Start of Dataset records

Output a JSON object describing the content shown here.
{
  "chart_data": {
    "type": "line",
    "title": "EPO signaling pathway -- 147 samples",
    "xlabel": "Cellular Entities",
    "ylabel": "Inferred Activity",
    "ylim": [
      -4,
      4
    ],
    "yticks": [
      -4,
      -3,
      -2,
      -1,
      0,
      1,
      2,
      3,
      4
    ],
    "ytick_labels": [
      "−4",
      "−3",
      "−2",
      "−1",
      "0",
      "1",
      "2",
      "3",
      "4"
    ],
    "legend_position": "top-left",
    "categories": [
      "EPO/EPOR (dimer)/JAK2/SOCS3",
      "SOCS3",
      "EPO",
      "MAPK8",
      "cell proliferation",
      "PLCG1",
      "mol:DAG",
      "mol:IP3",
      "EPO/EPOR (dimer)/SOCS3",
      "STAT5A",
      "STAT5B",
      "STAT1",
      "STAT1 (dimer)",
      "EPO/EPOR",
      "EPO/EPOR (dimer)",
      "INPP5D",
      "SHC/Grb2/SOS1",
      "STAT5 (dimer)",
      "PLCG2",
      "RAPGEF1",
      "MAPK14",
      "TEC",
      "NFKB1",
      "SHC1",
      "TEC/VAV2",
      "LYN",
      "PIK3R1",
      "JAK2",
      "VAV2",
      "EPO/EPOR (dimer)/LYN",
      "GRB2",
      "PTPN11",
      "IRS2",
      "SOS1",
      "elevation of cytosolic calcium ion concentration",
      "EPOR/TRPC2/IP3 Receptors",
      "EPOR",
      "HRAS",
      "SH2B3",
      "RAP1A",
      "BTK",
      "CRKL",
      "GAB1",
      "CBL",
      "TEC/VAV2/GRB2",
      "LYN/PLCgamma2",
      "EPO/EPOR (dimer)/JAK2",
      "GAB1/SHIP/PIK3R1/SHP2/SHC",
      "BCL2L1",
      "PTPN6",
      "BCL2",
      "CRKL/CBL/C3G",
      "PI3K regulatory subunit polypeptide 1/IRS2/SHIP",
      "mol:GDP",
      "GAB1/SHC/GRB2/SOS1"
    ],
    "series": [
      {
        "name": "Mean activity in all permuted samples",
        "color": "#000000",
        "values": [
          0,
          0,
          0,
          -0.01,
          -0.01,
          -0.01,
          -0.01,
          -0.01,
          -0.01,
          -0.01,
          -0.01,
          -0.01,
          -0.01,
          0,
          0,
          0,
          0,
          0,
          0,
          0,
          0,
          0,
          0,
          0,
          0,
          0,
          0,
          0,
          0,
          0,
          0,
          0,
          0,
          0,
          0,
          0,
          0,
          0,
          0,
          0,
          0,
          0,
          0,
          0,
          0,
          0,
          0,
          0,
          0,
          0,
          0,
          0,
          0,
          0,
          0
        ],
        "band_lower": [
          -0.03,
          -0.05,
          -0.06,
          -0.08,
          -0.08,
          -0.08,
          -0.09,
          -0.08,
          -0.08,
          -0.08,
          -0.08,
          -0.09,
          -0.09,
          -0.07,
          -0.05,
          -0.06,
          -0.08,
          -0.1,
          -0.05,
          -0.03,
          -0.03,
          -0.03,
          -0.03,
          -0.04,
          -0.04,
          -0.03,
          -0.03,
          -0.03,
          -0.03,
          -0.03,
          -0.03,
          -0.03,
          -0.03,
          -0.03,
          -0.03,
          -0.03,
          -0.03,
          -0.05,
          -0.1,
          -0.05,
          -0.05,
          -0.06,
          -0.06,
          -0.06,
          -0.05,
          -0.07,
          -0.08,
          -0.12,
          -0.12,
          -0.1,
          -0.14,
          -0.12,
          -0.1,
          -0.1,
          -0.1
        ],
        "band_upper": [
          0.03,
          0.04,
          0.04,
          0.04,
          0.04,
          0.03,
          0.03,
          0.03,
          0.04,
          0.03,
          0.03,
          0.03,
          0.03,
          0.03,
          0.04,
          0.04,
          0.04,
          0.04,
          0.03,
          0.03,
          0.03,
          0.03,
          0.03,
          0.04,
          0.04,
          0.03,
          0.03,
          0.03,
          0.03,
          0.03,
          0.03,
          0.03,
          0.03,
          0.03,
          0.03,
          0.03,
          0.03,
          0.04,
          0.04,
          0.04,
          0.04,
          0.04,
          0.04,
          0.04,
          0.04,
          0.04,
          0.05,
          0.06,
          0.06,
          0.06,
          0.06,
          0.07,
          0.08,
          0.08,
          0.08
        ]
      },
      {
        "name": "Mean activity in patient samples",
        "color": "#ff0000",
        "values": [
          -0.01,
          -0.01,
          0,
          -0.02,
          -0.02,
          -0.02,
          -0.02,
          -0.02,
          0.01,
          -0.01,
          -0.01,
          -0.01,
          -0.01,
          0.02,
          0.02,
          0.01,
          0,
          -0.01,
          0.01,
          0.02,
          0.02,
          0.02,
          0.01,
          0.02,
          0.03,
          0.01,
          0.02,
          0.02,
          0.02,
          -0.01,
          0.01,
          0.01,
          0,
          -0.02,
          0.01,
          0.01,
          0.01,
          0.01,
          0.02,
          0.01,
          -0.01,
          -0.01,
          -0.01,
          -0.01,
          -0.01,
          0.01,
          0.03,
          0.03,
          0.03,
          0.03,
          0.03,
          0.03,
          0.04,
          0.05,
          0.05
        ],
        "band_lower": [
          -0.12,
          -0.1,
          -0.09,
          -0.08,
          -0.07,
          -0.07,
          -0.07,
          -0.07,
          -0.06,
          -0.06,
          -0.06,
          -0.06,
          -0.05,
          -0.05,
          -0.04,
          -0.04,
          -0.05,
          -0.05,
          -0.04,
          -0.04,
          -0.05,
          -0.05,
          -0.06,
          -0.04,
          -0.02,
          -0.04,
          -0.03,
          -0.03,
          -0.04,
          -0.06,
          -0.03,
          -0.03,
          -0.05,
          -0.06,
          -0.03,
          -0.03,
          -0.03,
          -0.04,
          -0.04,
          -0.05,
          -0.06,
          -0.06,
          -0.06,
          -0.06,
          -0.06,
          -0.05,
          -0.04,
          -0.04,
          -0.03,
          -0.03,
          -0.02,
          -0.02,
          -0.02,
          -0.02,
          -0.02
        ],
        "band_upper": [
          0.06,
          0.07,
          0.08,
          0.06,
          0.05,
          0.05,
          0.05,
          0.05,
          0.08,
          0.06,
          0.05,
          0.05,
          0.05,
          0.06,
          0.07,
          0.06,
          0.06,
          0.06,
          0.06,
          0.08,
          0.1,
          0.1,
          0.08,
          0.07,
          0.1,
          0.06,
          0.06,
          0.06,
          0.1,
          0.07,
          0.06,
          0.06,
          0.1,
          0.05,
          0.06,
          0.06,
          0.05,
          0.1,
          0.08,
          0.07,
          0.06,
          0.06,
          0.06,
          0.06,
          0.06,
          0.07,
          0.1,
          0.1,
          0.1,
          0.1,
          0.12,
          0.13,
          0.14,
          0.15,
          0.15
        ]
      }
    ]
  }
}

End of Dataset records

## Assignment
Return a copy of each line of the material that holds the word "name".

## Result for this task
        "name": "Mean activity in all permuted samples",
        "name": "Mean activity in patient samples",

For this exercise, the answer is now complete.